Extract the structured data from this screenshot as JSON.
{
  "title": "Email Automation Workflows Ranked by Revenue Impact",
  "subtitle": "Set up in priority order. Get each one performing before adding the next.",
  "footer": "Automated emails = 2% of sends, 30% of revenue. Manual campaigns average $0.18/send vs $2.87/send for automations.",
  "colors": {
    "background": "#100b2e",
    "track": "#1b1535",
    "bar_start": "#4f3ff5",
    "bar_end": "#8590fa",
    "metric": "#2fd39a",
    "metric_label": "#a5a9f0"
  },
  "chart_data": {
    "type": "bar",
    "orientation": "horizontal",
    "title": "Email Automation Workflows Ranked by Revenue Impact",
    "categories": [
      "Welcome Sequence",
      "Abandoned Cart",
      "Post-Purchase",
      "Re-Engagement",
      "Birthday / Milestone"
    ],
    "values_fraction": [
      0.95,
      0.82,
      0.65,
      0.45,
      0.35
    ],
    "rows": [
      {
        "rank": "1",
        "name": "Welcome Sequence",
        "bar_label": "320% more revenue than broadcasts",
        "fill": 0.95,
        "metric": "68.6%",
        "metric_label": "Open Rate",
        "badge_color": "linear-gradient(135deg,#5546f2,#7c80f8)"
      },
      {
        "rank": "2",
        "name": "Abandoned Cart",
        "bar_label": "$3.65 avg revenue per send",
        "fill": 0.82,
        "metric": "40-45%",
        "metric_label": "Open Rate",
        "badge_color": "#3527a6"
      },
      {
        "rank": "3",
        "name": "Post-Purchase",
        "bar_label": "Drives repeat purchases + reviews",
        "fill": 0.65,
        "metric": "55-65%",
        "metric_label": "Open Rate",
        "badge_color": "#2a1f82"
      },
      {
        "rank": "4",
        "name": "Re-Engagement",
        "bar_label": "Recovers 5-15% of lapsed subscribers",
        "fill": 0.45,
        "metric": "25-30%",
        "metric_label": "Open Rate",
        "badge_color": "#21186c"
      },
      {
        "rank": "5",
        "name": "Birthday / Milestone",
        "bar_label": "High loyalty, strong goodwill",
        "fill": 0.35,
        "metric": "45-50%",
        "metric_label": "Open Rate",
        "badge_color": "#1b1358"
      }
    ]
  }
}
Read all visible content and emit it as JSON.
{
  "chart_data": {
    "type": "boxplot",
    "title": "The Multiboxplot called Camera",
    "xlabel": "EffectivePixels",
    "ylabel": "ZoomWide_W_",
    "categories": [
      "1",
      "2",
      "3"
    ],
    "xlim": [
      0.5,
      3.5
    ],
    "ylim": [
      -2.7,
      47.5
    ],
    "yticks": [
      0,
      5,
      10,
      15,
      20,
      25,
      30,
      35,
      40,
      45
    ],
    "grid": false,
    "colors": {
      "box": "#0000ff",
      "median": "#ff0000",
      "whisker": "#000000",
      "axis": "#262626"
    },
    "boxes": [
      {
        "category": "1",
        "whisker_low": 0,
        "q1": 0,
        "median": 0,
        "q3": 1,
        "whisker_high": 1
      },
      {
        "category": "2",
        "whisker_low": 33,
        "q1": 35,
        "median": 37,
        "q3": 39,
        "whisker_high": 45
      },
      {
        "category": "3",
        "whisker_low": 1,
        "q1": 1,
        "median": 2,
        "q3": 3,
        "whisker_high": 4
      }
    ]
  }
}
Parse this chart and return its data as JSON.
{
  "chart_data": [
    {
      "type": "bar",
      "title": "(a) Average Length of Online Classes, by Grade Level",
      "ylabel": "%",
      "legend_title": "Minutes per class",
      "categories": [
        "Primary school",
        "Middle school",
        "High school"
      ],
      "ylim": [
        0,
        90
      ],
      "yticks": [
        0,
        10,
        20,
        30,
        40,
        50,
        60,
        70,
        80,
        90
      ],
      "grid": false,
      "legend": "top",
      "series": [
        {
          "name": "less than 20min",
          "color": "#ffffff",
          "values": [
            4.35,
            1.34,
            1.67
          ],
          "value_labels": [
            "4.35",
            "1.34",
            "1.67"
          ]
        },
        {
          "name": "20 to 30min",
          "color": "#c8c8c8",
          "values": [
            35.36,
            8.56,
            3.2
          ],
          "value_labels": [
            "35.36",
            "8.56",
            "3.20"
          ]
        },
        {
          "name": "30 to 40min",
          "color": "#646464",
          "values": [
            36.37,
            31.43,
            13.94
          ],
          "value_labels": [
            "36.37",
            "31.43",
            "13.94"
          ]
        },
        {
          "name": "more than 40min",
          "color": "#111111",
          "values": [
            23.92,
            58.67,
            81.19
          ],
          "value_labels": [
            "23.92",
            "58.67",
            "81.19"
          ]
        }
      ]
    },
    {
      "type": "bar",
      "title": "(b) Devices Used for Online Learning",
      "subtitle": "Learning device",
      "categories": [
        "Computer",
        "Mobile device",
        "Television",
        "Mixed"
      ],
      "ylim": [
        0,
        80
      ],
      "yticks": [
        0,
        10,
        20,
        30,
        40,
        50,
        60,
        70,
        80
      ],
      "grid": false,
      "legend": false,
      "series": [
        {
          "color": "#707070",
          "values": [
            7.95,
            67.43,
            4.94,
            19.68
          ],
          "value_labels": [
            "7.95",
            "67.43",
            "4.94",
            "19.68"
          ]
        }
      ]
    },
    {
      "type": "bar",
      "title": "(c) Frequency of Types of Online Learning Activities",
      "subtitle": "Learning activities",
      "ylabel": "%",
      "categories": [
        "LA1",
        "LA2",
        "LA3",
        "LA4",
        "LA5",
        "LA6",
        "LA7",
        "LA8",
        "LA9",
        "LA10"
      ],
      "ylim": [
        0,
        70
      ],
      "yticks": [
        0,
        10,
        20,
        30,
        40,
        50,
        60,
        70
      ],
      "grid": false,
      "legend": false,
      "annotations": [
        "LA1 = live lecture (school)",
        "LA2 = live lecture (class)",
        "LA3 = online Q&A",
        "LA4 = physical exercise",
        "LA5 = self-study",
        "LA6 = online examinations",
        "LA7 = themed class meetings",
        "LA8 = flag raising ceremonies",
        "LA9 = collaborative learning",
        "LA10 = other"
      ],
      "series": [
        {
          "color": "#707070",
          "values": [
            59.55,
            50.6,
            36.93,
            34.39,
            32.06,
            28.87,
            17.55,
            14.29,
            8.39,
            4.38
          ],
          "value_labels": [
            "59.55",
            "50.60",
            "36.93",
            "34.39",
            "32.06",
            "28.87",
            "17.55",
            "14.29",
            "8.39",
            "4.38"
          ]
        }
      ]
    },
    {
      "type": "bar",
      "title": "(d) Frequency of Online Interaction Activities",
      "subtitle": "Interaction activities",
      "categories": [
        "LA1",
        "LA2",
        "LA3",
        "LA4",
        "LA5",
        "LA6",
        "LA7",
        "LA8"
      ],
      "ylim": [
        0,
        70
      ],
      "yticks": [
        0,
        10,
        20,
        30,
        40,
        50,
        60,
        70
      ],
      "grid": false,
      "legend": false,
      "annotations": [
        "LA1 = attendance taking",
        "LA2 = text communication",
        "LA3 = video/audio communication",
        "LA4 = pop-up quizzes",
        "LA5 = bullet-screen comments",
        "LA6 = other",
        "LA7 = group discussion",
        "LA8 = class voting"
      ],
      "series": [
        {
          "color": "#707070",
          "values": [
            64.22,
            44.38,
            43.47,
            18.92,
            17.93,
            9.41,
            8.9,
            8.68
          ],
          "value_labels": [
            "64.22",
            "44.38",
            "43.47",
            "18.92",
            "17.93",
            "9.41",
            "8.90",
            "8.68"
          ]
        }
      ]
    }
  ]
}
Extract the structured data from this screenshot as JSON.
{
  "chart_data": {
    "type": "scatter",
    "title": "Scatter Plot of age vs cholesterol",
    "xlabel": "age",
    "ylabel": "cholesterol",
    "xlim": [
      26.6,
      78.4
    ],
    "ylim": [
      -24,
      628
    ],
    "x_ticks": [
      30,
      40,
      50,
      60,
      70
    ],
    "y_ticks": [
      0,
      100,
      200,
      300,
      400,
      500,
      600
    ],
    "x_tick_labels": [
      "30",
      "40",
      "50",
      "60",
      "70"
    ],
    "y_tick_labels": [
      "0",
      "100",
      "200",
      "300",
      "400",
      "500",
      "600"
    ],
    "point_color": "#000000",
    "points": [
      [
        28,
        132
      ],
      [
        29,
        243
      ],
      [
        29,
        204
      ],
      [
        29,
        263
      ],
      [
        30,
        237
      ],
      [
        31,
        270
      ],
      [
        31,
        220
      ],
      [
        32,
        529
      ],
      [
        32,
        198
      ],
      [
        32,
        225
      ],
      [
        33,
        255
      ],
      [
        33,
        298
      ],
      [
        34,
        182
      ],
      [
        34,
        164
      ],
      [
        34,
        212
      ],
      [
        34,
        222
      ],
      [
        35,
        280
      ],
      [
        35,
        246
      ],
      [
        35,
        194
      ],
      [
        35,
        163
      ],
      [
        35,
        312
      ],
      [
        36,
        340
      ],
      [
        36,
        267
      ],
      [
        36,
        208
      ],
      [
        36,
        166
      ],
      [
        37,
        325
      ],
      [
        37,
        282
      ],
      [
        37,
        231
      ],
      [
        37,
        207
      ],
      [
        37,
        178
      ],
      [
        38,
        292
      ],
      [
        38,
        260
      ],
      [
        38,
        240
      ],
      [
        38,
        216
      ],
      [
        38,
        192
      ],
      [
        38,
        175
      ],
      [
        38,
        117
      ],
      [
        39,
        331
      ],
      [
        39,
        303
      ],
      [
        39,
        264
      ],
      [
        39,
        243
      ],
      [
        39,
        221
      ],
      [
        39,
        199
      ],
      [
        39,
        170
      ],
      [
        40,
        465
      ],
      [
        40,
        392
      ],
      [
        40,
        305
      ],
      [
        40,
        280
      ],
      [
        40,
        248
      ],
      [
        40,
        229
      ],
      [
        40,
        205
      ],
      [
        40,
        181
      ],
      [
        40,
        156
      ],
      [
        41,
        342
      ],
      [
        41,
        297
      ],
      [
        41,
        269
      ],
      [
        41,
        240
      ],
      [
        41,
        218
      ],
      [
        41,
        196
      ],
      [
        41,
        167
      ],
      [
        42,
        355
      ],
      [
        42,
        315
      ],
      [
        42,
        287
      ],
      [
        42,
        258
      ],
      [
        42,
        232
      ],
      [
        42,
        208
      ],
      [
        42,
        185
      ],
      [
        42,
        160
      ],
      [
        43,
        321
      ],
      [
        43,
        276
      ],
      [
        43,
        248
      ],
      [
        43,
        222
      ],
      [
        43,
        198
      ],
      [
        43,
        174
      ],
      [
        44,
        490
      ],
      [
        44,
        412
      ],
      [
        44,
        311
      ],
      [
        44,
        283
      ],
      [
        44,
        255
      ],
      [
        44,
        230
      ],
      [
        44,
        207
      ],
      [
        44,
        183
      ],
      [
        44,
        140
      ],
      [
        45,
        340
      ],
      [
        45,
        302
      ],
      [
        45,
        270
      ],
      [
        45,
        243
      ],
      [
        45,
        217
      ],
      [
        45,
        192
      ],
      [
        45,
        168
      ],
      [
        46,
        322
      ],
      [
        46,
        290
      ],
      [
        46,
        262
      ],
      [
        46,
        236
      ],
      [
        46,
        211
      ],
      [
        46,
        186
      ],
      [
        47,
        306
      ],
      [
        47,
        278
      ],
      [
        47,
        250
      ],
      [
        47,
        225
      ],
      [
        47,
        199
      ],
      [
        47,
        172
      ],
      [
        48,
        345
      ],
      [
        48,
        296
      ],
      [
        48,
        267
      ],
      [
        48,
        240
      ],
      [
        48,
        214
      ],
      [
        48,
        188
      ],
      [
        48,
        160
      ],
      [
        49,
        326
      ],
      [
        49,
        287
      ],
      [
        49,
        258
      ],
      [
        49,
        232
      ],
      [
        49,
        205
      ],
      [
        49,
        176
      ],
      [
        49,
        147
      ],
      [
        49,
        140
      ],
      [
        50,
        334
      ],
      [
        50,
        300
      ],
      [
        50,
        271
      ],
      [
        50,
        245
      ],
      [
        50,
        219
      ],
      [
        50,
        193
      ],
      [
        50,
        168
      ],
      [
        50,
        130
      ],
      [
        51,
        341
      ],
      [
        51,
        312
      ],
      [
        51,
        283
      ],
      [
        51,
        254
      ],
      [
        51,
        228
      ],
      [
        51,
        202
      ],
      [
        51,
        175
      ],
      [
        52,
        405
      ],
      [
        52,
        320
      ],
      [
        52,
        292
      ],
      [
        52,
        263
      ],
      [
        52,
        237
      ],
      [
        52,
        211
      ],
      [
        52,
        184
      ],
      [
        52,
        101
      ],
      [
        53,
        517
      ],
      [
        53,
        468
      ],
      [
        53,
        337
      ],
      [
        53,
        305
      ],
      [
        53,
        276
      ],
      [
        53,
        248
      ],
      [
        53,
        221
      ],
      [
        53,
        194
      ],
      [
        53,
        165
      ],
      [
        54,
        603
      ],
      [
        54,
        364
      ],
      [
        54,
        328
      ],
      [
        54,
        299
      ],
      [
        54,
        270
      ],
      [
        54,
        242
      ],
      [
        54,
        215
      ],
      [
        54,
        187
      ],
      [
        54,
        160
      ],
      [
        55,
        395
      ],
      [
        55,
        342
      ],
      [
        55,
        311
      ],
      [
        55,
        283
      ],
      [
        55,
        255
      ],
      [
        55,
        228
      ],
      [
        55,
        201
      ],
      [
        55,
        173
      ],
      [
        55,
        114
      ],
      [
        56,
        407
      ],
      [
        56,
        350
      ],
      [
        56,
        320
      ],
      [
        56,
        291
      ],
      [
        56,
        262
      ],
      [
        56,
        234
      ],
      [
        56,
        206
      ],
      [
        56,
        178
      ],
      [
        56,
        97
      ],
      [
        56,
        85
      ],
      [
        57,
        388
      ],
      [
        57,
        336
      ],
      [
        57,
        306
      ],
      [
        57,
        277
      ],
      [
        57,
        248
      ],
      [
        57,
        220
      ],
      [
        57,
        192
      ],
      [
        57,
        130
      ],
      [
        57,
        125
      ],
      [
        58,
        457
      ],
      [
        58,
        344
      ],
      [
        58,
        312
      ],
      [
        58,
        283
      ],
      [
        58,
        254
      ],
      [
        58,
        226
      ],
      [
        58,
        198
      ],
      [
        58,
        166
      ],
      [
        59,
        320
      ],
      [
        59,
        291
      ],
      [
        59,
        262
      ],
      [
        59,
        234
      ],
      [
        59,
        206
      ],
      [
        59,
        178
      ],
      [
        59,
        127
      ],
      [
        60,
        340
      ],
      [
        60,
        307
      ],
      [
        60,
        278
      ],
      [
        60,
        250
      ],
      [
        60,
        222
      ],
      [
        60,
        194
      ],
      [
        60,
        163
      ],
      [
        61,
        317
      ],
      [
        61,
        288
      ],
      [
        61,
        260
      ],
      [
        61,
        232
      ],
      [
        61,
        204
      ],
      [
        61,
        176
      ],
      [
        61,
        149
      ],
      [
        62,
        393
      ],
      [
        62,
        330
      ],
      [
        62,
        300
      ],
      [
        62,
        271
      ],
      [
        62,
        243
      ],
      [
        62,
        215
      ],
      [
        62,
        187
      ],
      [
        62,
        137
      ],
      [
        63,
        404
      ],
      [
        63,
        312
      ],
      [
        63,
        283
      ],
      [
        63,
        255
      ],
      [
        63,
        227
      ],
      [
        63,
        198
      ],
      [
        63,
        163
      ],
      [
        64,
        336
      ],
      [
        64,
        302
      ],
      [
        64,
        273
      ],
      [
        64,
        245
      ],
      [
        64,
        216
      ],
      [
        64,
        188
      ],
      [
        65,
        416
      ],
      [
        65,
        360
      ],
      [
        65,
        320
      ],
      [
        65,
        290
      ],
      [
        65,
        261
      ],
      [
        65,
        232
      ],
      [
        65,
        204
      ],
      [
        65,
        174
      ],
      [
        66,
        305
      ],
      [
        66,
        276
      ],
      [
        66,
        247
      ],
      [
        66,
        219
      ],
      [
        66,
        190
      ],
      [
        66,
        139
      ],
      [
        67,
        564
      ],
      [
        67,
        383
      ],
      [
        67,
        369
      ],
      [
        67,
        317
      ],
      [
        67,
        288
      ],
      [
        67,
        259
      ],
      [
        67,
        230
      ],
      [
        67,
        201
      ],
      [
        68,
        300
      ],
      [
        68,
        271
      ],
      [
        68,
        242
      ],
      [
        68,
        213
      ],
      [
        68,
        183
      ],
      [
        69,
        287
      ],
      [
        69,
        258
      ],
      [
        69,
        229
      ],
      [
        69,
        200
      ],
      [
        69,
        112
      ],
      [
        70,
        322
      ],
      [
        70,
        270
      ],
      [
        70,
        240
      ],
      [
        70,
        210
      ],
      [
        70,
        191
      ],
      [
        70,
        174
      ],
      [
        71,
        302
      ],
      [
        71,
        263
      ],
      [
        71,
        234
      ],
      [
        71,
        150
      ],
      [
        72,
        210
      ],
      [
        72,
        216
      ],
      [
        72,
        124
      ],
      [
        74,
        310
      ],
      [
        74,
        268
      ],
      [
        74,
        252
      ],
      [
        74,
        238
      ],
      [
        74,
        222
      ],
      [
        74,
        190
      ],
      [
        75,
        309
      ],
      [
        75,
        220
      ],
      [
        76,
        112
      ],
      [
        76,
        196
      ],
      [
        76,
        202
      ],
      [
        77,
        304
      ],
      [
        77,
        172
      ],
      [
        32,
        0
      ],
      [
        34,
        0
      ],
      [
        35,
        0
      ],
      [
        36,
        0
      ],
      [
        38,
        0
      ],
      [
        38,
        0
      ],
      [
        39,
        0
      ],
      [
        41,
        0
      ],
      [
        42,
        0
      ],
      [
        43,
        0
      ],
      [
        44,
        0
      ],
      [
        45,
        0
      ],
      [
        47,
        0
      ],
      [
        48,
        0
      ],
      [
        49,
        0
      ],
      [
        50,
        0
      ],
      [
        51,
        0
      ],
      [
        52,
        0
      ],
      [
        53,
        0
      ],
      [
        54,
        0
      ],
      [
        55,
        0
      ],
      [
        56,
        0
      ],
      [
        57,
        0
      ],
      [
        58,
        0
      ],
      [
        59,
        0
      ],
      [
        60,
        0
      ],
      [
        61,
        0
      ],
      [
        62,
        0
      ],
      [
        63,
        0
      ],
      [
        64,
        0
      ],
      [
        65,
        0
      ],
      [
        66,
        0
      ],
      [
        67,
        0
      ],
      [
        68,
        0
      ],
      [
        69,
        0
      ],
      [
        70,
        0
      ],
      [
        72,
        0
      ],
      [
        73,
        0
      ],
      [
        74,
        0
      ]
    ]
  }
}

____

| Work instructions |
Report how many lines of the entries hold the string "median". Provide the number alone.

| Answer to this task |
4